Figure contents as structured data:

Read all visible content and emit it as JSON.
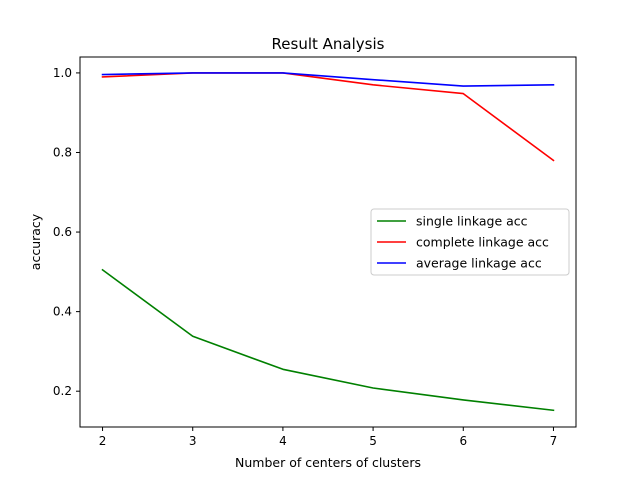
{
  "chart_data": {
    "type": "line",
    "title": "Result Analysis",
    "xlabel": "Number of centers of clusters",
    "ylabel": "accuracy",
    "x": [
      2,
      3,
      4,
      5,
      6,
      7
    ],
    "xlim": [
      1.75,
      7.25
    ],
    "ylim": [
      0.11,
      1.04
    ],
    "xticks": [
      2,
      3,
      4,
      5,
      6,
      7
    ],
    "yticks": [
      0.2,
      0.4,
      0.6,
      0.8,
      1.0
    ],
    "ytick_labels": [
      "0.2",
      "0.4",
      "0.6",
      "0.8",
      "1.0"
    ],
    "grid": false,
    "legend_position": "center-right",
    "series": [
      {
        "name": "single linkage acc",
        "color": "#008000",
        "values": [
          0.505,
          0.338,
          0.255,
          0.208,
          0.178,
          0.152
        ]
      },
      {
        "name": "complete linkage acc",
        "color": "#ff0000",
        "values": [
          0.99,
          1.0,
          1.0,
          0.97,
          0.948,
          0.78
        ]
      },
      {
        "name": "average linkage acc",
        "color": "#0000ff",
        "values": [
          0.996,
          1.0,
          1.0,
          0.983,
          0.967,
          0.97
        ]
      }
    ]
  }
}
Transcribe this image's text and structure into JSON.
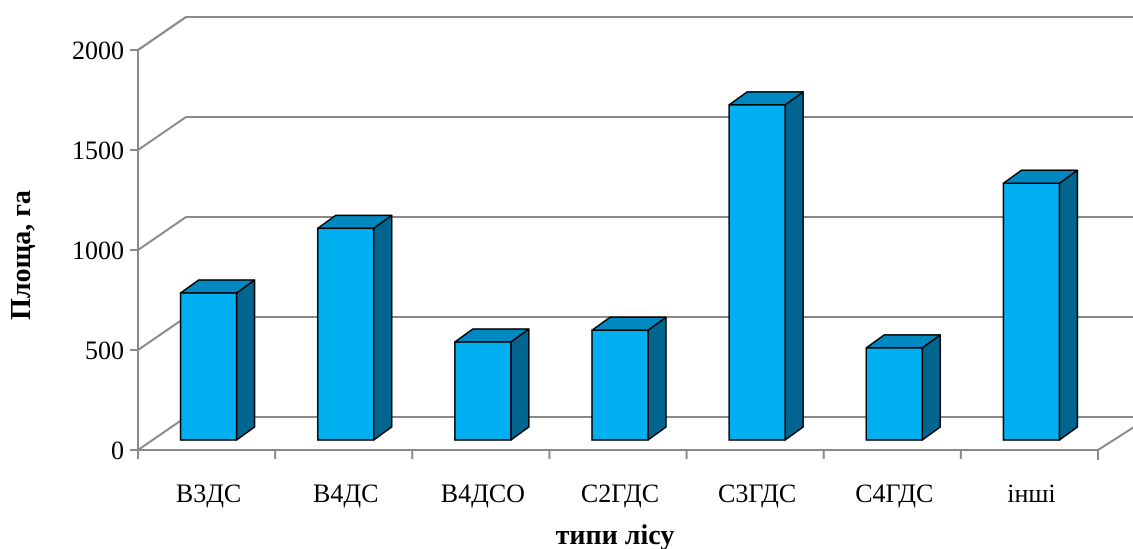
{
  "chart_data": {
    "type": "bar",
    "categories": [
      "B3ДC",
      "B4ДC",
      "B4ДCO",
      "C2ГДC",
      "C3ГДC",
      "C4ГДC",
      "інші"
    ],
    "values": [
      750,
      1080,
      500,
      560,
      1710,
      470,
      1310
    ],
    "title": "",
    "xlabel": "типи лісу",
    "ylabel": "Площа, га",
    "ylim": [
      0,
      2000
    ],
    "yticks": [
      0,
      500,
      1000,
      1500,
      2000
    ],
    "grid": true,
    "legend": "none",
    "style": "3d-column",
    "colors": {
      "bar_front": "#00b0f0",
      "bar_top": "#0088c0",
      "bar_side": "#00668f",
      "grid": "#898989"
    }
  }
}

» **PROBLEM TO WORK ON**: Each line in the records above should be reproduced exactly; images are not copied.

» **FINAL ANSWER**:
Read all visible content and emit it as JSON.
{
  "chart_data": {
    "type": "line",
    "title": "Result Analysis",
    "xlabel": "Number of centers of clusters",
    "ylabel": "accuracy",
    "x": [
      2,
      3,
      4,
      5,
      6,
      7
    ],
    "xlim": [
      1.75,
      7.25
    ],
    "ylim": [
      0.11,
      1.04
    ],
    "xticks": [
      2,
      3,
      4,
      5,
      6,
      7
    ],
    "yticks": [
      0.2,
      0.4,
      0.6,
      0.8,
      1.0
    ],
    "ytick_labels": [
      "0.2",
      "0.4",
      "0.6",
      "0.8",
      "1.0"
    ],
    "grid": false,
    "legend_position": "center-right",
    "series": [
      {
        "name": "single linkage acc",
        "color": "#008000",
        "values": [
          0.505,
          0.338,
          0.255,
          0.208,
          0.178,
          0.152
        ]
      },
      {
        "name": "complete linkage acc",
        "color": "#ff0000",
        "values": [
          0.99,
          1.0,
          1.0,
          0.97,
          0.948,
          0.78
        ]
      },
      {
        "name": "average linkage acc",
        "color": "#0000ff",
        "values": [
          0.996,
          1.0,
          1.0,
          0.983,
          0.967,
          0.97
        ]
      }
    ]
  }
}
Transcribe this image's text and structure into JSON.
{
  "chart_data": {
    "type": "bar",
    "categories": [
      "B3ДC",
      "B4ДC",
      "B4ДCO",
      "C2ГДC",
      "C3ГДC",
      "C4ГДC",
      "інші"
    ],
    "values": [
      750,
      1080,
      500,
      560,
      1710,
      470,
      1310
    ],
    "title": "",
    "xlabel": "типи лісу",
    "ylabel": "Площа, га",
    "ylim": [
      0,
      2000
    ],
    "yticks": [
      0,
      500,
      1000,
      1500,
      2000
    ],
    "grid": true,
    "legend": "none",
    "style": "3d-column",
    "colors": {
      "bar_front": "#00b0f0",
      "bar_top": "#0088c0",
      "bar_side": "#00668f",
      "grid": "#898989"
    }
  }
}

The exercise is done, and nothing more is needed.